EXERCISE OBJECTIVE:
Count the lines below that contain the word "data" and give only that number.
⁂
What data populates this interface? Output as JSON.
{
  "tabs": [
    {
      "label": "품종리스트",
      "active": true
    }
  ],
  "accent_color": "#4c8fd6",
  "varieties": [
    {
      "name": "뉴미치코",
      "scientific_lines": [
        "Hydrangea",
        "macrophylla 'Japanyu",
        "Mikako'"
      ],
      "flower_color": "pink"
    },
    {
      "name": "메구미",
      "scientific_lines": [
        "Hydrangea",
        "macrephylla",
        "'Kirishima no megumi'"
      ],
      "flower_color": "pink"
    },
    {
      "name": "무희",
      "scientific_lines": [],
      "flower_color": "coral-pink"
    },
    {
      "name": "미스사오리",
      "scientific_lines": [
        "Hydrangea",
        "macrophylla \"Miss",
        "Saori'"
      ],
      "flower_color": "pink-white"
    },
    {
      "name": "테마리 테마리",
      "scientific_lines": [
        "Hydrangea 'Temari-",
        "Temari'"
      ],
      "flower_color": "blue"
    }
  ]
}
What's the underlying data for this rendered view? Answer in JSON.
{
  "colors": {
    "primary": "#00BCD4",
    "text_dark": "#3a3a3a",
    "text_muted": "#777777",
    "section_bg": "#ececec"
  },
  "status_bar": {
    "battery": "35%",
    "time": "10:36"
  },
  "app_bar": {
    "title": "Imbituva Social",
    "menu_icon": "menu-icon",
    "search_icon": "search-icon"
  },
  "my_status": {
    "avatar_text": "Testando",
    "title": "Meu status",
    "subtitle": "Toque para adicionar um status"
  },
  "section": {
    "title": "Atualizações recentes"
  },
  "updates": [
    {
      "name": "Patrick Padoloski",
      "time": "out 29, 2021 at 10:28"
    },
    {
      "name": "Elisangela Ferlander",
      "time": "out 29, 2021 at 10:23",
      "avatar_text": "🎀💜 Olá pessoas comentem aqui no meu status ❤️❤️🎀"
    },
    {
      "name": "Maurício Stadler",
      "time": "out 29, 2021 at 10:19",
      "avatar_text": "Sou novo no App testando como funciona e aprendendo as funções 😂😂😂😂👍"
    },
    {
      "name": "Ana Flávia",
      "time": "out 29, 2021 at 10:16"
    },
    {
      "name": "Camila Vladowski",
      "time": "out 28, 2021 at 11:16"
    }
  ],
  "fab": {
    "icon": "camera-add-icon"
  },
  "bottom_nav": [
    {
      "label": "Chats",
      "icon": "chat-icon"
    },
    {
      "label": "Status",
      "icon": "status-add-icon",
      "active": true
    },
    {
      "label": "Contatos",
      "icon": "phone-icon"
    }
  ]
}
⁂
EXPECTED OUTPUT:
2